Repeat, without any change, the lines of the data from the line with "x-tick-label: 120 [146,388,168,398]" up to and including the line with "legend-label: 190°CM-RC [146,134,219,144]".

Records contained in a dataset
+===+
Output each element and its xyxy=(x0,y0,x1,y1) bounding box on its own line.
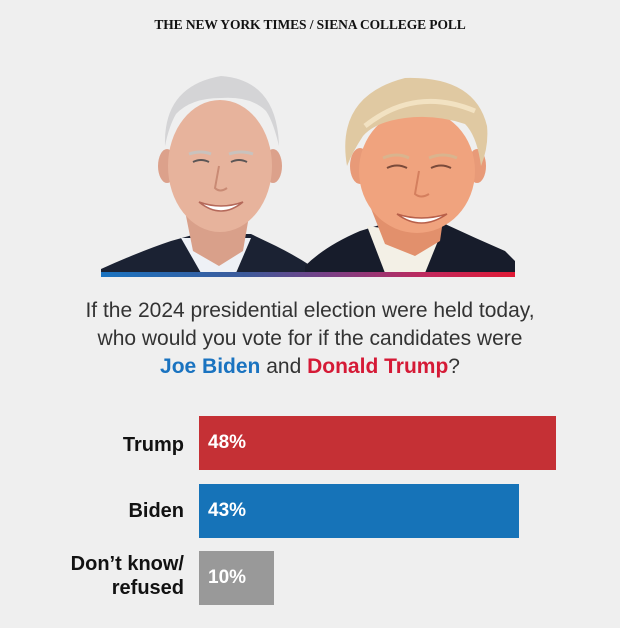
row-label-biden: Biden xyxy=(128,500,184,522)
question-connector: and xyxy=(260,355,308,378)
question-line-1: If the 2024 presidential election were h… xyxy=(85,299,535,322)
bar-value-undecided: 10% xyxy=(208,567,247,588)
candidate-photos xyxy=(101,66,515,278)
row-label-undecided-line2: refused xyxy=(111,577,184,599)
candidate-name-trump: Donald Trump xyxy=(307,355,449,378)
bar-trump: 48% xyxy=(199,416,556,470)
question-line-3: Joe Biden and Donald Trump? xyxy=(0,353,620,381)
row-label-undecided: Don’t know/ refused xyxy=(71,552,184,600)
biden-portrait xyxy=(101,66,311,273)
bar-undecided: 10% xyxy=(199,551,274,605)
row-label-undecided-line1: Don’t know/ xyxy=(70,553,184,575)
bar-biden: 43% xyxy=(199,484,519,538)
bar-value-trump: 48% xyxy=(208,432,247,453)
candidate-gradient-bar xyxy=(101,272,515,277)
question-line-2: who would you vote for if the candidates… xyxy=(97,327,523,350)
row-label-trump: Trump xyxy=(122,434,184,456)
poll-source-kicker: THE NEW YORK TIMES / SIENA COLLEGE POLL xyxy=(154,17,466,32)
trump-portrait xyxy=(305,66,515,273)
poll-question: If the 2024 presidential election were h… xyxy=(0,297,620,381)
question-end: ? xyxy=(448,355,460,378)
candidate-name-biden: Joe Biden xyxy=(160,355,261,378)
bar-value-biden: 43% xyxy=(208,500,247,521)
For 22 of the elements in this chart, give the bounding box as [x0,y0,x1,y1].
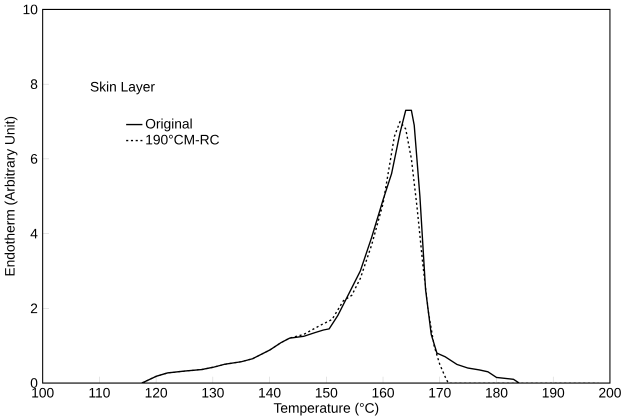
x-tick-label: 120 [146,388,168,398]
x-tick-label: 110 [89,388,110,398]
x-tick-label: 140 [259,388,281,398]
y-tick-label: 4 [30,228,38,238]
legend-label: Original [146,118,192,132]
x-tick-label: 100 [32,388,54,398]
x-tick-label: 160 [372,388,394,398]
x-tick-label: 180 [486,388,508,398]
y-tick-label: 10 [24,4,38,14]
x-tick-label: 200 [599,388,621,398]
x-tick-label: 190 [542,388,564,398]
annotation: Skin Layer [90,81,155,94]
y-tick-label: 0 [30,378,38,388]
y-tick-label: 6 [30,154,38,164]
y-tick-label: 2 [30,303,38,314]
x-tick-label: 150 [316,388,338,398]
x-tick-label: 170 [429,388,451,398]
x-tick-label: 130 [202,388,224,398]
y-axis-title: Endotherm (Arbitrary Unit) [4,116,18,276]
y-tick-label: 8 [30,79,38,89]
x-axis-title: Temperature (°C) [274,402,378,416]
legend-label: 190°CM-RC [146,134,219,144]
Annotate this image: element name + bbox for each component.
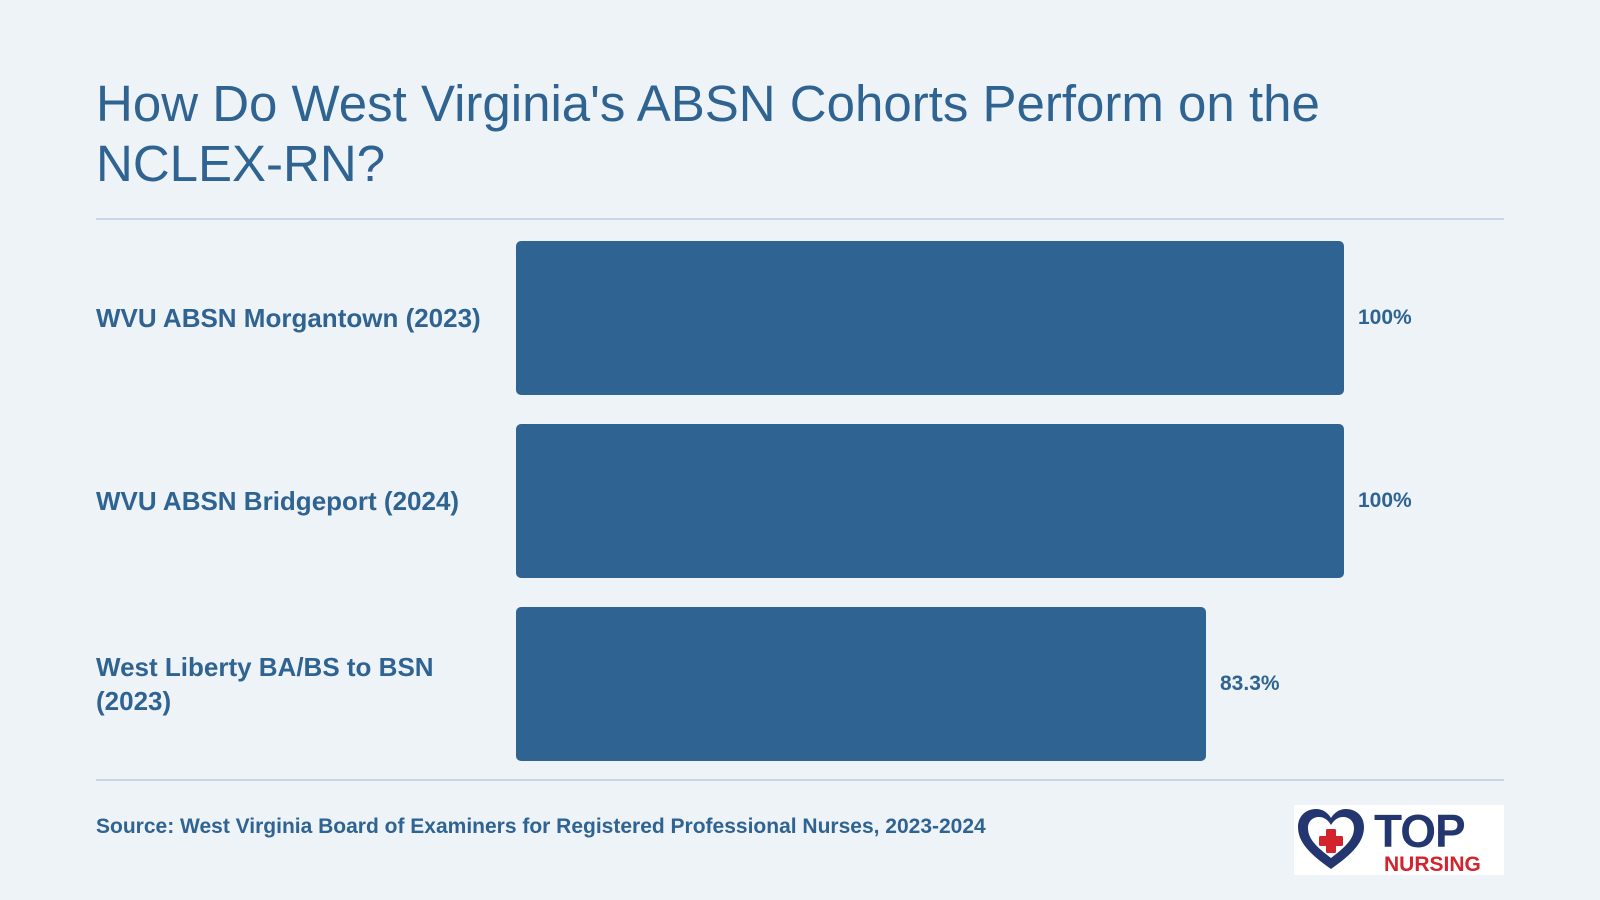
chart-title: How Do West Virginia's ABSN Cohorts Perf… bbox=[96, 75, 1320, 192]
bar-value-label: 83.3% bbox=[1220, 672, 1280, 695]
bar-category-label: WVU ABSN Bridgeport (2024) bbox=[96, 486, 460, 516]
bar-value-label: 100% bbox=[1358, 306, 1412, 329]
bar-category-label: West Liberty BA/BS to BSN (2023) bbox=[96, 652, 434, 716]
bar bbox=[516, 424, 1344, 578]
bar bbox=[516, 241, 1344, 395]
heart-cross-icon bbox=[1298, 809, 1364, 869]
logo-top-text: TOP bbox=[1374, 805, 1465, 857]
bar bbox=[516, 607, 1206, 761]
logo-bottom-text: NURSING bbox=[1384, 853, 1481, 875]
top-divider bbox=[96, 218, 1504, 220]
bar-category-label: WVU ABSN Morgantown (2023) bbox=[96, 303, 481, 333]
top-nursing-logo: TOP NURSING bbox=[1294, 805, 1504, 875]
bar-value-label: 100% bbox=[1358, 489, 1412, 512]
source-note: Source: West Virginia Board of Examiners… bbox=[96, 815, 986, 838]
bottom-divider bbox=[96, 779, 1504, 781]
+===+
## FINISHED EXERCISE
x-tick-label: 120 [146,388,168,398]
x-tick-label: 110 [89,388,110,398]
x-tick-label: 140 [259,388,281,398]
y-tick-label: 4 [30,228,38,238]
legend-label: Original [146,118,192,132]
x-tick-label: 100 [32,388,54,398]
x-tick-label: 160 [372,388,394,398]
x-tick-label: 180 [486,388,508,398]
y-tick-label: 10 [24,4,38,14]
x-tick-label: 200 [599,388,621,398]
x-tick-label: 190 [542,388,564,398]
annotation: Skin Layer [90,81,155,94]
y-tick-label: 0 [30,378,38,388]
y-tick-label: 6 [30,154,38,164]
y-tick-label: 2 [30,303,38,314]
x-tick-label: 150 [316,388,338,398]
x-tick-label: 170 [429,388,451,398]
x-tick-label: 130 [202,388,224,398]
y-axis-title: Endotherm (Arbitrary Unit) [4,116,18,276]
y-tick-label: 8 [30,79,38,89]
x-axis-title: Temperature (°C) [274,402,378,416]
legend-label: 190°CM-RC [146,134,219,144]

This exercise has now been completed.